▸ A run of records
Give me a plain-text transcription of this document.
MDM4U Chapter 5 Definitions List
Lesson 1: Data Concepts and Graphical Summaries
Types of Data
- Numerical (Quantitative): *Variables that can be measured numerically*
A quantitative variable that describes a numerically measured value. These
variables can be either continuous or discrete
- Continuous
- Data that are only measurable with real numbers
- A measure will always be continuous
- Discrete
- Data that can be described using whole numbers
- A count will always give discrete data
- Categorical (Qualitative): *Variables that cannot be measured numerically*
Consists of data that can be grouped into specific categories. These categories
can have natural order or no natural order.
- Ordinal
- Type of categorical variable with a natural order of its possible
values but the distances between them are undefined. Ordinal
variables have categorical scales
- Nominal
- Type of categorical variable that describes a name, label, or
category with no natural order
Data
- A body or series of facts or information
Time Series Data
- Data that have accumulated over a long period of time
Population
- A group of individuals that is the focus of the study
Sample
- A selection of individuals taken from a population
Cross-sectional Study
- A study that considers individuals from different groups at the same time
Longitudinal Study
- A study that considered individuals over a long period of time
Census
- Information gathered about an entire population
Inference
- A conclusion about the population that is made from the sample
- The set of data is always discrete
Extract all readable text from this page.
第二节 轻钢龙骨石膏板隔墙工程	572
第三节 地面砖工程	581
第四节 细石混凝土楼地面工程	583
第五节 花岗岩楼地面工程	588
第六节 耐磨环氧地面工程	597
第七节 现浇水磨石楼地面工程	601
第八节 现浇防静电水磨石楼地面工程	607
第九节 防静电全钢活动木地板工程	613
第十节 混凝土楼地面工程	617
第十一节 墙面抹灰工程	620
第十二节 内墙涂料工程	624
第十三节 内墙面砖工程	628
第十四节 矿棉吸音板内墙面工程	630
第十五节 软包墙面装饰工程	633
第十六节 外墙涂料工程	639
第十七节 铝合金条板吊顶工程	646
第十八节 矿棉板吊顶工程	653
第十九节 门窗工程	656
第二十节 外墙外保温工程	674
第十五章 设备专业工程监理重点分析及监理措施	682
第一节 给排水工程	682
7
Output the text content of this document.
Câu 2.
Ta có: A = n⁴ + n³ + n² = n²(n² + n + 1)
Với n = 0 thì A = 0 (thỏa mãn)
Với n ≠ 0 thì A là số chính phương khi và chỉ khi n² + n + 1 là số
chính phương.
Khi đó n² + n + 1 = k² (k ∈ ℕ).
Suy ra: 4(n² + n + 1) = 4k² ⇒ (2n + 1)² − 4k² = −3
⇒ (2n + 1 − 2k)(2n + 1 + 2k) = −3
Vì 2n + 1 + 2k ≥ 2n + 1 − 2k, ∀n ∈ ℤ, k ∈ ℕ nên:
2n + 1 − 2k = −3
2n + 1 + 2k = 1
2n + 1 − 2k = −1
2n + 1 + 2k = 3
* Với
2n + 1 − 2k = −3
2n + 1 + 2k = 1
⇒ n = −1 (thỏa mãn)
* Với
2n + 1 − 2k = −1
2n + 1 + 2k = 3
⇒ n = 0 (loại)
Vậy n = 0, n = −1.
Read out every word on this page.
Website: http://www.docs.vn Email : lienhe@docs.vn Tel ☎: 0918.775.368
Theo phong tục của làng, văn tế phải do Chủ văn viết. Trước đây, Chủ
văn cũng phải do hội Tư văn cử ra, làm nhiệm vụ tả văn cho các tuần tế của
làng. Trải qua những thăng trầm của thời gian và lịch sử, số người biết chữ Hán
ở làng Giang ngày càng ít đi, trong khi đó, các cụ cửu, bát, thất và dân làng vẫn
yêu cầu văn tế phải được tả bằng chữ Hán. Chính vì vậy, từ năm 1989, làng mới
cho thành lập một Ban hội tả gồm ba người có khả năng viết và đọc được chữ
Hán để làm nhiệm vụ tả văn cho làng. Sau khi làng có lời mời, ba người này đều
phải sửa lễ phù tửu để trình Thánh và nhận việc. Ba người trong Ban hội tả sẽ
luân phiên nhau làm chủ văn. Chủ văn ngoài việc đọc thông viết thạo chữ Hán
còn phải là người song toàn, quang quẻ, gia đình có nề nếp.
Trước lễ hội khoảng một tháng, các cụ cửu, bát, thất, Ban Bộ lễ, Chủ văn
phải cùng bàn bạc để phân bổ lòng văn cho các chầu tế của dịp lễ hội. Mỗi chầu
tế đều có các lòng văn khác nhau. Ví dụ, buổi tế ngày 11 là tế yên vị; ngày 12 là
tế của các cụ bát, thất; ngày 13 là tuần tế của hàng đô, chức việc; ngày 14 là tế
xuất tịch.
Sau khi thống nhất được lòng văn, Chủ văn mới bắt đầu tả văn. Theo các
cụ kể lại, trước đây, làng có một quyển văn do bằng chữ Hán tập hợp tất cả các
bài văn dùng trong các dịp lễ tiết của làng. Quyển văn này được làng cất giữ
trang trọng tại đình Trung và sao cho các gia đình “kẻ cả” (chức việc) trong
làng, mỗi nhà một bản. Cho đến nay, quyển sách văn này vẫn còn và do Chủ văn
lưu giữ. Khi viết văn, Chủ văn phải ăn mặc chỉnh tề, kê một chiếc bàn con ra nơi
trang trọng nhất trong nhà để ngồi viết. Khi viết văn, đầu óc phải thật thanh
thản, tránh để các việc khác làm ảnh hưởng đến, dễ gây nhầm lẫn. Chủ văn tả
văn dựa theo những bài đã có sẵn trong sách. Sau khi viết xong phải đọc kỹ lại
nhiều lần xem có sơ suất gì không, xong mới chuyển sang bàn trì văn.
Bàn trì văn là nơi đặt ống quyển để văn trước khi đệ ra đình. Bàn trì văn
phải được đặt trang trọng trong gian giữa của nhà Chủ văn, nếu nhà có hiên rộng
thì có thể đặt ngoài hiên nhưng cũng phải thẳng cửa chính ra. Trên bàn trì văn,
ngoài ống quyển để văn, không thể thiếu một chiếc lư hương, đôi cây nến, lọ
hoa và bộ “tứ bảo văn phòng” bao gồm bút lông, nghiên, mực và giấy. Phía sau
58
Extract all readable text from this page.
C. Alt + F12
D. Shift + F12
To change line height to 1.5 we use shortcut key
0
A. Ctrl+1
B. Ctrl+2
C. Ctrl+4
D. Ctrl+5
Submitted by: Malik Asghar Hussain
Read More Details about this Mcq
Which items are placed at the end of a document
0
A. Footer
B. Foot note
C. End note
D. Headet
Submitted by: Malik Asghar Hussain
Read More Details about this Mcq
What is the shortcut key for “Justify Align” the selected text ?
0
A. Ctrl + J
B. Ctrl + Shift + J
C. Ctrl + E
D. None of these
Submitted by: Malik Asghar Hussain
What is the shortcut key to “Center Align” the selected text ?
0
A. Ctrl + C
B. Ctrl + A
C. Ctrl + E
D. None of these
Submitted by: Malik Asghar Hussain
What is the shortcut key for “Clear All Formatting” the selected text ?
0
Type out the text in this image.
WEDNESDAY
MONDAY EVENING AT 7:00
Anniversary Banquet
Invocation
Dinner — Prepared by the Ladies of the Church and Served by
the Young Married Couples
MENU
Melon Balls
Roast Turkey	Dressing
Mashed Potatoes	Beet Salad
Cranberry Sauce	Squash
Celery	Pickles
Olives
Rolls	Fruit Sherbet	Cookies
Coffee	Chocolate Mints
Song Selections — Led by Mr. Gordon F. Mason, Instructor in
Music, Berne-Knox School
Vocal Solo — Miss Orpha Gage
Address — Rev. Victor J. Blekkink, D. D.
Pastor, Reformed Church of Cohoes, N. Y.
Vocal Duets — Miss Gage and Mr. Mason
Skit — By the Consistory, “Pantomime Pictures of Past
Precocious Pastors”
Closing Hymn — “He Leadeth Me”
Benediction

▸ TASK STATEMENT
Search the data above for the string "always" and copy each line that has it.

▸ SOLUTION FOR THIS PROBLEM
- A measure will always be continuous
- A count will always give discrete data
- The set of data is always discrete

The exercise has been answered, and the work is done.